Show every line in the records that contains the string "boundary", treating case as significant.

(Visual layout annotation data)

::::::::::

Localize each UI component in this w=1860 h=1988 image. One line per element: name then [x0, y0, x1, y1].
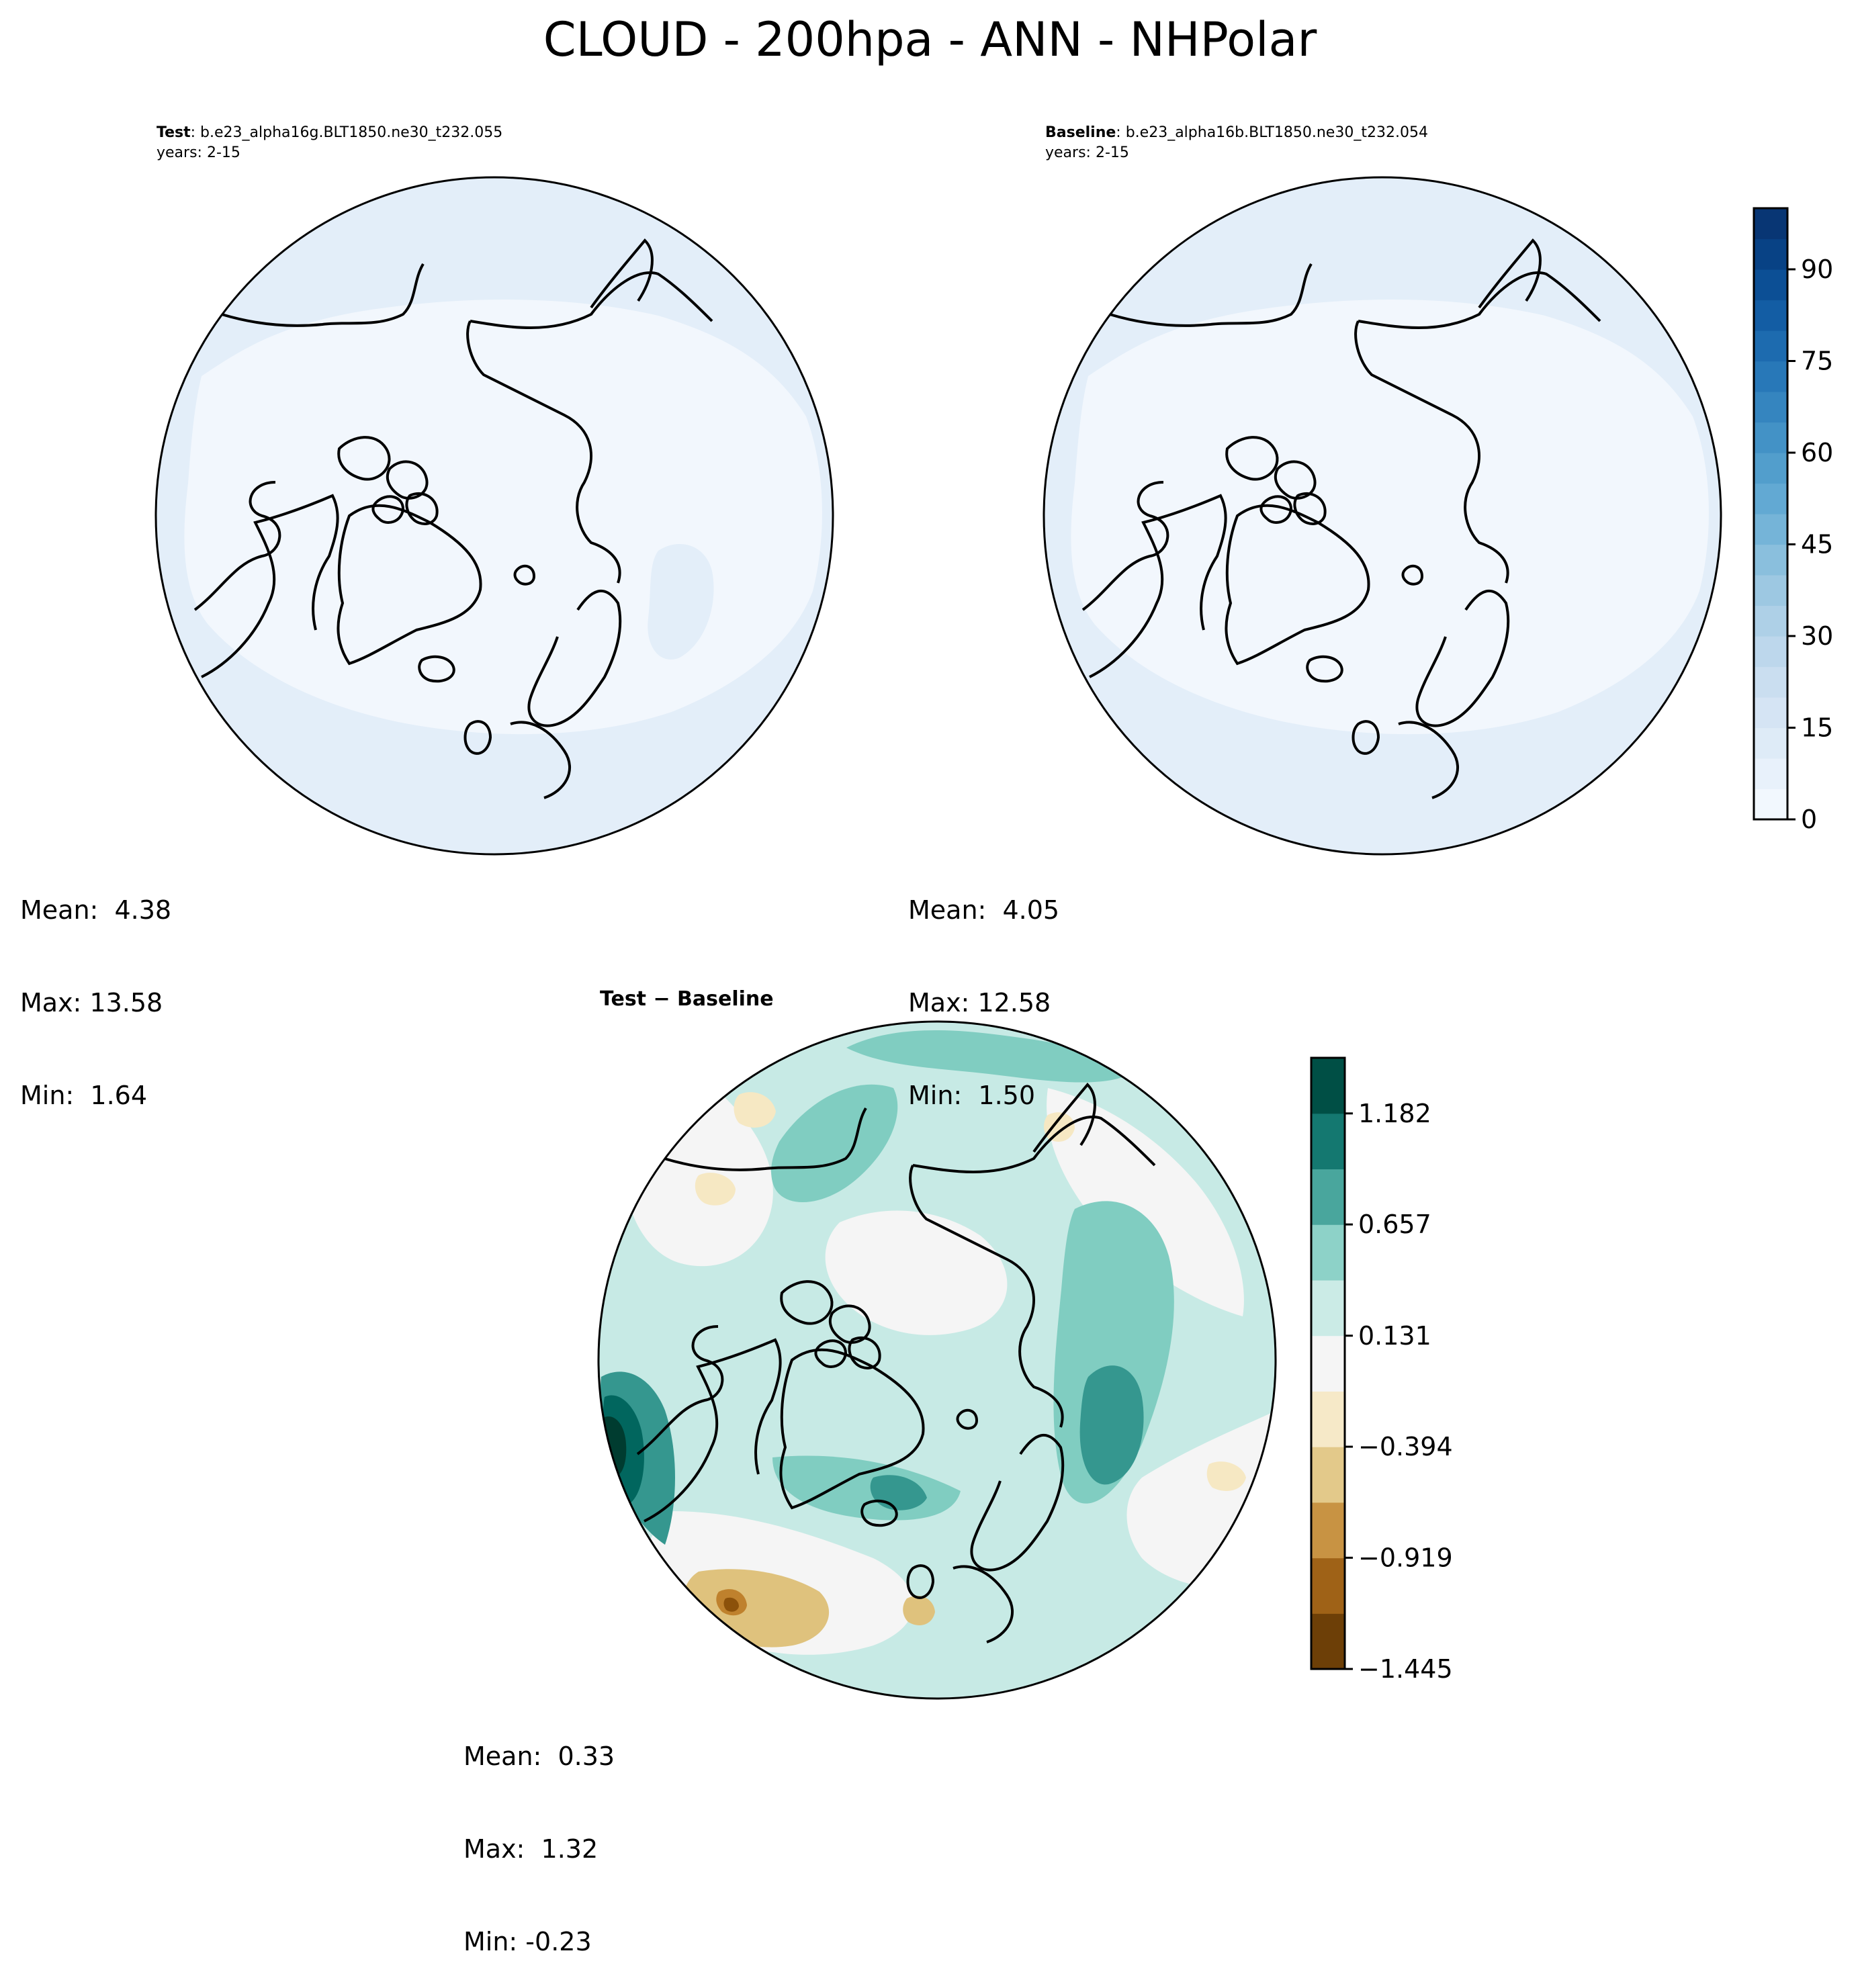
diff-map	[597, 1020, 1277, 1700]
main-colorbar-segment	[1754, 392, 1787, 423]
main-colorbar-segment	[1754, 544, 1787, 576]
main-colorbar-frame	[1753, 207, 1789, 821]
baseline-label: Baseline	[1045, 124, 1116, 141]
baseline-max: Max: 12.58	[908, 988, 1051, 1018]
main-colorbar-segment	[1754, 330, 1787, 362]
main-colorbar-segment	[1754, 605, 1787, 637]
diff-colorbar-segment	[1311, 1613, 1345, 1670]
diff-colorbar-segment	[1311, 1058, 1345, 1114]
diff-colorbar-segment	[1311, 1502, 1345, 1559]
diff-colorbar-segment	[1311, 1447, 1345, 1503]
main-colorbar-tick-label: 75	[1801, 347, 1833, 376]
diff-colorbar-segments	[1311, 1058, 1345, 1670]
main-colorbar-segment	[1754, 208, 1787, 240]
test-stats: Mean: 4.38 Max: 13.58 Min: 1.64	[20, 833, 171, 1142]
test-max: Max: 13.58	[20, 988, 163, 1018]
test-map	[154, 176, 834, 856]
main-colorbar-segment	[1754, 636, 1787, 668]
diff-colorbar-segment	[1311, 1224, 1345, 1281]
diff-mean: Mean: 0.33	[463, 1742, 615, 1771]
main-colorbar-tick-label: 45	[1801, 530, 1833, 559]
main-colorbar-segment	[1754, 788, 1787, 820]
test-years: years: 2-15	[157, 144, 240, 161]
diff-colorbar-frame	[1310, 1056, 1346, 1670]
main-colorbar-segment	[1754, 727, 1787, 759]
diff-stats: Mean: 0.33 Max: 1.32 Min: -0.23	[463, 1679, 615, 1988]
baseline-stats: Mean: 4.05 Max: 12.58 Min: 1.50	[908, 833, 1059, 1142]
diff-colorbar-segment	[1311, 1279, 1345, 1337]
main-colorbar-segment	[1754, 697, 1787, 729]
main-colorbar-tick-label: 15	[1801, 713, 1833, 743]
main-colorbar-ticks: 0 15 30 45 60 75 90	[1787, 255, 1833, 834]
diff-colorbar-segment	[1311, 1113, 1345, 1170]
main-colorbar-segment	[1754, 453, 1787, 484]
main-colorbar-segment	[1754, 483, 1787, 514]
main-colorbar-segment	[1754, 666, 1787, 698]
diff-colorbar-ticks: 1.182 0.657 0.131 −0.394 −0.919 −1.445	[1345, 1099, 1453, 1684]
diff-panel-title: Test − Baseline	[600, 987, 774, 1011]
main-colorbar-tick-label: 90	[1801, 255, 1833, 284]
baseline-panel-header: Baseline: b.e23_alpha16b.BLT1850.ne30_t2…	[1045, 123, 1428, 163]
diff-map-boundary	[597, 1020, 1277, 1700]
baseline-case-name: : b.e23_alpha16b.BLT1850.ne30_t232.054	[1116, 124, 1428, 141]
test-case-name: : b.e23_alpha16g.BLT1850.ne30_t232.055	[190, 124, 503, 141]
main-colorbar-segment	[1754, 575, 1787, 606]
baseline-years: years: 2-15	[1045, 144, 1129, 161]
diff-max: Max: 1.32	[463, 1834, 599, 1864]
main-colorbar-segment	[1754, 361, 1787, 392]
main-colorbar-segment	[1754, 300, 1787, 331]
baseline-min: Min: 1.50	[908, 1081, 1035, 1110]
map-figure: 0 15 30 45 60 75 90 1.182 0.657 0.131 −0.394 −0.91…	[154, 176, 1833, 1700]
diff-colorbar-segment	[1311, 1169, 1345, 1225]
test-panel-header: Test: b.e23_alpha16g.BLT1850.ne30_t232.0…	[157, 123, 502, 163]
main-colorbar-segment	[1754, 758, 1787, 790]
main-colorbar-segment	[1754, 514, 1787, 545]
baseline-map	[1043, 176, 1722, 856]
test-min: Min: 1.64	[20, 1081, 147, 1110]
main-colorbar-segment	[1754, 238, 1787, 270]
diff-colorbar-segment	[1311, 1391, 1345, 1447]
diff-colorbar-tick-label: 0.131	[1358, 1321, 1431, 1351]
diff-colorbar-tick-label: 1.182	[1358, 1099, 1431, 1128]
baseline-mean: Mean: 4.05	[908, 895, 1060, 925]
main-colorbar-segments	[1754, 208, 1787, 820]
diff-colorbar-tick-label: −0.919	[1358, 1543, 1453, 1572]
diff-colorbar: 1.182 0.657 0.131 −0.394 −0.919 −1.445	[1310, 1056, 1453, 1684]
main-colorbar-tick-label: 60	[1801, 438, 1833, 467]
diff-colorbar-tick-label: −0.394	[1358, 1432, 1453, 1461]
diff-colorbar-tick-label: 0.657	[1358, 1210, 1431, 1239]
test-label: Test	[157, 124, 191, 141]
diff-colorbar-segment	[1311, 1557, 1345, 1614]
main-colorbar-segment	[1754, 422, 1787, 453]
baseline-map-boundary	[1043, 176, 1722, 856]
main-colorbar-tick-label: 30	[1801, 621, 1833, 651]
figure-title: CLOUD - 200hpa - ANN - NHPolar	[543, 12, 1317, 67]
diff-min: Min: -0.23	[463, 1927, 592, 1956]
test-map-boundary	[154, 176, 834, 856]
main-colorbar: 0 15 30 45 60 75 90	[1753, 207, 1833, 834]
main-colorbar-segment	[1754, 269, 1787, 301]
diff-colorbar-tick-label: −1.445	[1358, 1654, 1453, 1684]
main-colorbar-tick-label: 0	[1801, 805, 1817, 834]
test-mean: Mean: 4.38	[20, 895, 172, 925]
diff-colorbar-segment	[1311, 1335, 1345, 1392]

::::::::::

[OUTPUT OF THE TASK]
diff-map-boundary	[597, 1020, 1277, 1700]
baseline-map-boundary	[1043, 176, 1722, 856]
test-map-boundary	[154, 176, 834, 856]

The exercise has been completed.